## Begin Document segment
The task_struct pointed to by sq->thread is released while it is being
used in the function __io_uring_show_fdinfo(), because holding the lock
ctx->uring_lock does not prevent the release of sq->thread.

[FIX]

The fix is to increase the reference count of the task_struct pointed
to by sq->thread and to use RCU to ensure that it is not released while
being used.


Reported-by: syzbot+531502bbbe51d2f769f4@syzkaller.appspotmail.com
Closes: https://lore.kernel.org/all/682b06a5.a70a0220.3849cf.00b3.GAE@google.com
Fixes: a0d45c3f596b ("io_uring/fdinfo: remove need for sqpoll lock for thread/pid retrieval")
## End Document segment
**Tasks**
A) Could you output everything in the io_uring patch note from "The task_struct pointed to" down to "release of sq->thread.", copied word for word?
B) Can you go on with the io_uring patch note, picking up after its last line?
## Begin Material shown
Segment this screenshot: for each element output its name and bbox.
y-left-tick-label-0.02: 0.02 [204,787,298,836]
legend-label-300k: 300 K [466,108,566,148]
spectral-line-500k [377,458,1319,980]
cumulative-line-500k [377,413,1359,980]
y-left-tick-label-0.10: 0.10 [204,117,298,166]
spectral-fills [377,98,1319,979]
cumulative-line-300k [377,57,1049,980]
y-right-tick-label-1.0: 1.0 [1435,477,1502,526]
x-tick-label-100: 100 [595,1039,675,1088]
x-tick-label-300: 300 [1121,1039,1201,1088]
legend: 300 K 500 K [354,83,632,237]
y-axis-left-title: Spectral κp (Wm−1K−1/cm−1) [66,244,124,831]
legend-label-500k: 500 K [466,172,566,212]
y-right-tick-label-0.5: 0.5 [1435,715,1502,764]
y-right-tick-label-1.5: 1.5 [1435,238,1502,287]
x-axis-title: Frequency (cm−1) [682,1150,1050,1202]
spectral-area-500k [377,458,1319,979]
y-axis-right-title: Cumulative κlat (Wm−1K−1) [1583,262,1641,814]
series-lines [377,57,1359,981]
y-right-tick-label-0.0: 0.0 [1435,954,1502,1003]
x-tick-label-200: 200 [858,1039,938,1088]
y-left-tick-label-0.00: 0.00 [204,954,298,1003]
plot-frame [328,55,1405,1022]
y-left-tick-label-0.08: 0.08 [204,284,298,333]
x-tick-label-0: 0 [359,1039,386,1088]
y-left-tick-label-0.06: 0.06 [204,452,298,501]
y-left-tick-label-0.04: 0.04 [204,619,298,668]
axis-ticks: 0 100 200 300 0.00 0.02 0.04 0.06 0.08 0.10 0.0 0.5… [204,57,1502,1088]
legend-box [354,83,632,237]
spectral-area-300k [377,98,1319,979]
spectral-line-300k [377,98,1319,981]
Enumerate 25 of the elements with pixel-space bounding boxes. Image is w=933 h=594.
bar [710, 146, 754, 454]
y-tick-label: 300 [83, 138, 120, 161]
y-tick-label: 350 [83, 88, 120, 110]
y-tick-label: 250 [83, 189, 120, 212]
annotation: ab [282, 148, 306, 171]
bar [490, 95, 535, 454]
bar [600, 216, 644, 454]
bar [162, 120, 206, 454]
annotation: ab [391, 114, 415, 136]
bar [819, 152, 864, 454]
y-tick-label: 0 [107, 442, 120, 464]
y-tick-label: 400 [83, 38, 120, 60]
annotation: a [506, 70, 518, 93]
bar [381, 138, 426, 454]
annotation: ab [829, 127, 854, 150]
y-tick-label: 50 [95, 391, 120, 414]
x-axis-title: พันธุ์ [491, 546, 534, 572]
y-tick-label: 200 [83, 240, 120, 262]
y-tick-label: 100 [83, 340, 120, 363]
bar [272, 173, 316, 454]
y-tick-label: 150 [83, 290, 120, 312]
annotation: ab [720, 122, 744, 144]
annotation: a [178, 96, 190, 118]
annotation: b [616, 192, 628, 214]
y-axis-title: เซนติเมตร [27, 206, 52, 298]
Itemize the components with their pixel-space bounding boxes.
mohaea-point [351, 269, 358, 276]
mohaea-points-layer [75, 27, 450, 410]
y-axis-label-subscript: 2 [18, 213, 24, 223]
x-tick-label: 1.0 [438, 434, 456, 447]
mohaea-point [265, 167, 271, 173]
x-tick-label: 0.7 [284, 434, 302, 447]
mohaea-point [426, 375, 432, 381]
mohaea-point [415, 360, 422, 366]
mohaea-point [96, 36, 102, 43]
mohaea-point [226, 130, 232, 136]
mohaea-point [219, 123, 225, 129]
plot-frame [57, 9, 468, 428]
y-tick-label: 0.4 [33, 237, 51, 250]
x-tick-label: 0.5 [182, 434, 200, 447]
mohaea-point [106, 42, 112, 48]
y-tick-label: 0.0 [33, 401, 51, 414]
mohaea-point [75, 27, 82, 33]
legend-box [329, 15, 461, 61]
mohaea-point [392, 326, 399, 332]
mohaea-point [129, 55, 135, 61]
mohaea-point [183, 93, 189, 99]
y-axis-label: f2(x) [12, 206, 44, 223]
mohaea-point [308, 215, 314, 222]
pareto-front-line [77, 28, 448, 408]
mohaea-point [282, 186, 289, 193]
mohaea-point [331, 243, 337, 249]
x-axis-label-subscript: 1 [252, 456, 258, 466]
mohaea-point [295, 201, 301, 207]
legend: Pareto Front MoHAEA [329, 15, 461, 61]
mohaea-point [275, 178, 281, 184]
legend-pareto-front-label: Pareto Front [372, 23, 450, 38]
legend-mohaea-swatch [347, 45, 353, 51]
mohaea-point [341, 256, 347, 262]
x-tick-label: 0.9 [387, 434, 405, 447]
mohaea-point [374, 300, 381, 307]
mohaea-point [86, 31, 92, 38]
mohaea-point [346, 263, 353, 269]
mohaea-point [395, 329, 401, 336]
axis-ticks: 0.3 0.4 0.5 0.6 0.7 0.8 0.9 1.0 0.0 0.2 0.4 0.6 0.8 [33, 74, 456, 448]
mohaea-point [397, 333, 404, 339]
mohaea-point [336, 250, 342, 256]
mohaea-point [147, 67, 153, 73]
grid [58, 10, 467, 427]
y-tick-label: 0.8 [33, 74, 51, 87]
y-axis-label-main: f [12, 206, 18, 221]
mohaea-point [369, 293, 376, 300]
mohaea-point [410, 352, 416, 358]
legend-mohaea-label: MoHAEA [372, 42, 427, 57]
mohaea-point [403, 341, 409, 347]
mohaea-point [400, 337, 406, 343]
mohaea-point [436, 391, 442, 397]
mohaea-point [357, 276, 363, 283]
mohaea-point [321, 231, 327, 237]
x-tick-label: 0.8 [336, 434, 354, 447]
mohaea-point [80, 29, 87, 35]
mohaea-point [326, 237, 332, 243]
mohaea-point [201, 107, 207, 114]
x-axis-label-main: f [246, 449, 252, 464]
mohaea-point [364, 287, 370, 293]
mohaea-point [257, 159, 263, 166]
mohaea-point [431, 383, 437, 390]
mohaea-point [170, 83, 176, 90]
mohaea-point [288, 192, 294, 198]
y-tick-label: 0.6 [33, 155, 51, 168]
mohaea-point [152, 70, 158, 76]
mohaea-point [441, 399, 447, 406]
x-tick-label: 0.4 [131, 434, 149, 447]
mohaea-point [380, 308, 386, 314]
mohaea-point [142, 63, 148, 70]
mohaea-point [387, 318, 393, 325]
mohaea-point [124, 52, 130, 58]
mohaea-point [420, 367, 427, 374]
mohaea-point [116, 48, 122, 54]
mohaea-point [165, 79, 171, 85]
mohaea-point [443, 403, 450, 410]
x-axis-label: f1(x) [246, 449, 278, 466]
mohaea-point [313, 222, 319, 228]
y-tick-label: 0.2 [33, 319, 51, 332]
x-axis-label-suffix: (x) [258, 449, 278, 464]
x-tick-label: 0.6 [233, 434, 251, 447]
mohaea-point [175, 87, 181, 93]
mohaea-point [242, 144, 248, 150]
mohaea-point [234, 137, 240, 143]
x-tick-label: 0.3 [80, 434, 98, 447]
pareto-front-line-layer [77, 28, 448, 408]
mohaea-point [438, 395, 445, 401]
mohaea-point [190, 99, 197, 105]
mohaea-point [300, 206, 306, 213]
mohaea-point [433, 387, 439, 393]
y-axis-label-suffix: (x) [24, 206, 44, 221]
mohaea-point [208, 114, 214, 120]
## End Material shown
**Results for the exercise**
A)
The task_struct pointed to by sq->thread is released while it is being
used in the function __io_uring_show_fdinfo(), because holding the lock
ctx->uring_lock does not prevent the release of sq->thread.

B)
Signed-off-by: Penglei Jiang <superman.xpt@gmail.com>
---
 io_uring/fdinfo.c | 8 ++++++--
 io_uring/sqpoll.c | 9 ++++-----
 2 files changed, 10 insertions(+), 7 deletions(-)

diff --git a/io_uring/fdinfo.c b/io_uring/fdinfo.c
index e9355276ab5d..2911352bbae1 100644
--- a/io_uring/fdinfo.c
+++ b/io_uring/fdinfo.c
@@ -141,19 +141,23 @@ static void __io_uring_show_fdinfo(struct io_ring_ctx *ctx, struct seq_file *m)
 
 	if (ctx->flags & IORING_SETUP_SQPOLL) {
 		struct io_sq_data *sq = ctx->sq_data;
+		struct task_struct *tsk;
 
+		rcu_read_lock();
+		tsk = rcu_dereference(sq->thread);
 		/*
 		 * sq->thread might be NULL if we raced with the sqpoll
 		 * thread termination.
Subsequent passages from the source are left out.